Report the count of lines containing the word "Search" in the entries below, and nothing more.

--- start ---

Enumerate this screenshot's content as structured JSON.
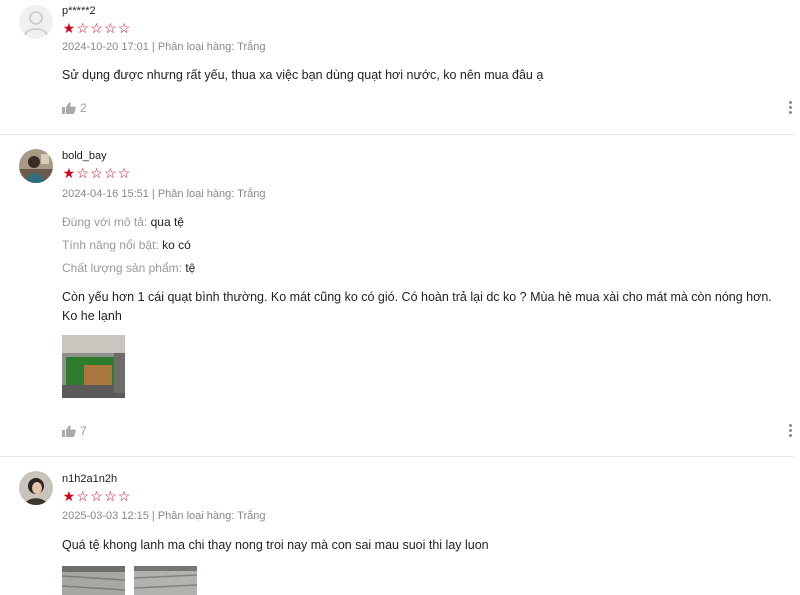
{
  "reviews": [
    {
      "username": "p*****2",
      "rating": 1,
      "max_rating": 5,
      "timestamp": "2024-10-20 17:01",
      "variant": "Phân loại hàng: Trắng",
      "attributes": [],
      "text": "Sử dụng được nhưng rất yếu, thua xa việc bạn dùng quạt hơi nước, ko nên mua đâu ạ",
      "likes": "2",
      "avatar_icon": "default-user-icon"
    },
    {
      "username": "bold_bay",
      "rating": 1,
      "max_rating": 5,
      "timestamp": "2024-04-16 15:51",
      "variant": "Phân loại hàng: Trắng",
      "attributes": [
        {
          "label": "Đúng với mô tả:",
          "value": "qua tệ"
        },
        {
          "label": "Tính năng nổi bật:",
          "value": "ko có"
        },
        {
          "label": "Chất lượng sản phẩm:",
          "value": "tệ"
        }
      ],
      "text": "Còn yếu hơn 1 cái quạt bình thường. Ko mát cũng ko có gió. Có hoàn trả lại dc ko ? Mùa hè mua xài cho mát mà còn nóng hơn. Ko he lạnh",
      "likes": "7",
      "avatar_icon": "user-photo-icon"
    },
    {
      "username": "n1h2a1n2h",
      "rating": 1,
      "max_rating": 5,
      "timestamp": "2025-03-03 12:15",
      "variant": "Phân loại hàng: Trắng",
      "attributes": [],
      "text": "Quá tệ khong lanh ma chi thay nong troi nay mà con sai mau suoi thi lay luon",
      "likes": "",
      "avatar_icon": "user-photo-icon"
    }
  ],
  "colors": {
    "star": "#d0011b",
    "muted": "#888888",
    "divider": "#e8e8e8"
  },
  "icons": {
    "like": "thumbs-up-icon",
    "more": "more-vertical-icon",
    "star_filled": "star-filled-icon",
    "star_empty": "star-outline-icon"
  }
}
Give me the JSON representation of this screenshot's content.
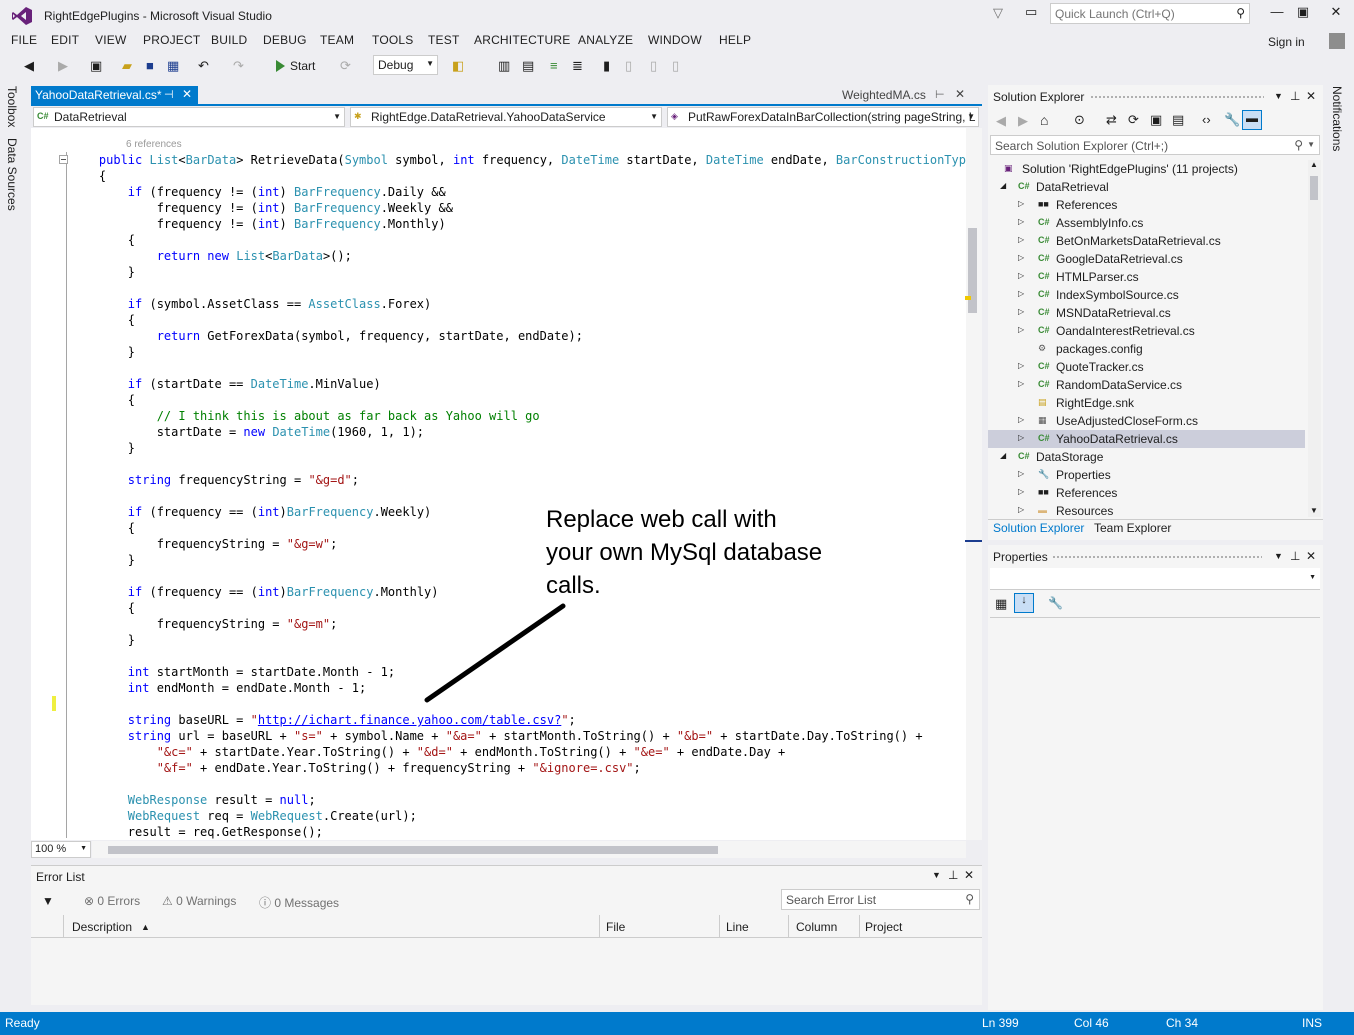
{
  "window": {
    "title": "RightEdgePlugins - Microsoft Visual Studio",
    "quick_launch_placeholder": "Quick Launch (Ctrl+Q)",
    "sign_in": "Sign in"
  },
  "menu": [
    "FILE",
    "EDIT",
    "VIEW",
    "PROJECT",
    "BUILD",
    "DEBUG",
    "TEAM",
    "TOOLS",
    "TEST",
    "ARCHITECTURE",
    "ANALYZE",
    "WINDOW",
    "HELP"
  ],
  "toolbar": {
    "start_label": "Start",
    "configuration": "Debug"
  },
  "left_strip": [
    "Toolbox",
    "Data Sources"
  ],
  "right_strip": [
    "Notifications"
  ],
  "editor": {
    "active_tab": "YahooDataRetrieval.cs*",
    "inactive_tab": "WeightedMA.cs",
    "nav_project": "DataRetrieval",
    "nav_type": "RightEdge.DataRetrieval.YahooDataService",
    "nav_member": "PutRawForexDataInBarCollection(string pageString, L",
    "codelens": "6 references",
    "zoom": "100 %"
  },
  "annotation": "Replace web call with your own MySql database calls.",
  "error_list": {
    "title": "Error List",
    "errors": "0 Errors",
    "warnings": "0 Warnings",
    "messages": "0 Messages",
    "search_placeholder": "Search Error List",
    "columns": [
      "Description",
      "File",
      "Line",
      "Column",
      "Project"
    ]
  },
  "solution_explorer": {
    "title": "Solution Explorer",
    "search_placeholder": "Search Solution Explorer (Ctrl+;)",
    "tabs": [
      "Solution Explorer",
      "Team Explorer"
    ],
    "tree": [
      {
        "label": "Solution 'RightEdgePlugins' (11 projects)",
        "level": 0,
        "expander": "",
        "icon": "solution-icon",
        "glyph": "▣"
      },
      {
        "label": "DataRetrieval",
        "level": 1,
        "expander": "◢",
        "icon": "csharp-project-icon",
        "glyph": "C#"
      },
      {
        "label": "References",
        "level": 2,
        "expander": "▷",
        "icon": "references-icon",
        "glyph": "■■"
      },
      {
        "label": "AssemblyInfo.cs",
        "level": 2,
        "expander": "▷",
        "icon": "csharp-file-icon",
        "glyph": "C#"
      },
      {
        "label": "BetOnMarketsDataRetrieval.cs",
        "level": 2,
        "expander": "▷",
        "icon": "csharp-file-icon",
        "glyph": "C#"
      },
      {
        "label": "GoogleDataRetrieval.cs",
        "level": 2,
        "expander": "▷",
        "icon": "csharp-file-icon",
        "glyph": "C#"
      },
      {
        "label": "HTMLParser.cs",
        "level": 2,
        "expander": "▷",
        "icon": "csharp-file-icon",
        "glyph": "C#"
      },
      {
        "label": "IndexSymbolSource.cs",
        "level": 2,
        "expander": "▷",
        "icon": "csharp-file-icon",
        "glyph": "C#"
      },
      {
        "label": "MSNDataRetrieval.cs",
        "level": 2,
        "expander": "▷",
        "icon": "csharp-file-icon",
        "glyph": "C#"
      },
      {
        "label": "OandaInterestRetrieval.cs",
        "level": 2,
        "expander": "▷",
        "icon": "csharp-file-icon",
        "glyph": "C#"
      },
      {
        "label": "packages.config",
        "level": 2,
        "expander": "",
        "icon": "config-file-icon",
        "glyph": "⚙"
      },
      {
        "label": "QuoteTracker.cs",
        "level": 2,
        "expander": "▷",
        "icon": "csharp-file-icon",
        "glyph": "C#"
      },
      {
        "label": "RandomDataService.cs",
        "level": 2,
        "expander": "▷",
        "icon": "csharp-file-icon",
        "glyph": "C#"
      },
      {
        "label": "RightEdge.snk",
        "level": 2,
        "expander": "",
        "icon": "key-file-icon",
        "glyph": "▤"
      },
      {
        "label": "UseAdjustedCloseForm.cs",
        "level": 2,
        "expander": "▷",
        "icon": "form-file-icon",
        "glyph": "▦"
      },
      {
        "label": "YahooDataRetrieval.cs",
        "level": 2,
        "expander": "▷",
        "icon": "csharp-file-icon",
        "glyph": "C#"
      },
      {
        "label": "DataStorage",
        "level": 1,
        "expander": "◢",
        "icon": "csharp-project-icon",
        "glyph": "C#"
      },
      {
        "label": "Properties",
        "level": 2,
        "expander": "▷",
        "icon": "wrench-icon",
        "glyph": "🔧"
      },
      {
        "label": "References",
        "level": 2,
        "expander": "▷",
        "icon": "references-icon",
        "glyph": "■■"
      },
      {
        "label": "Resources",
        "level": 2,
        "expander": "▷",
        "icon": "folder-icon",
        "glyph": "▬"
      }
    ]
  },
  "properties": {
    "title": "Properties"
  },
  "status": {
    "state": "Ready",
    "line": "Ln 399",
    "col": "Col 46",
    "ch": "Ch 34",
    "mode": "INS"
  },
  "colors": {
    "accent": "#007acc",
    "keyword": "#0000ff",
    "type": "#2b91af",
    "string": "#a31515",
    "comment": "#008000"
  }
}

--- end ---

The output: 2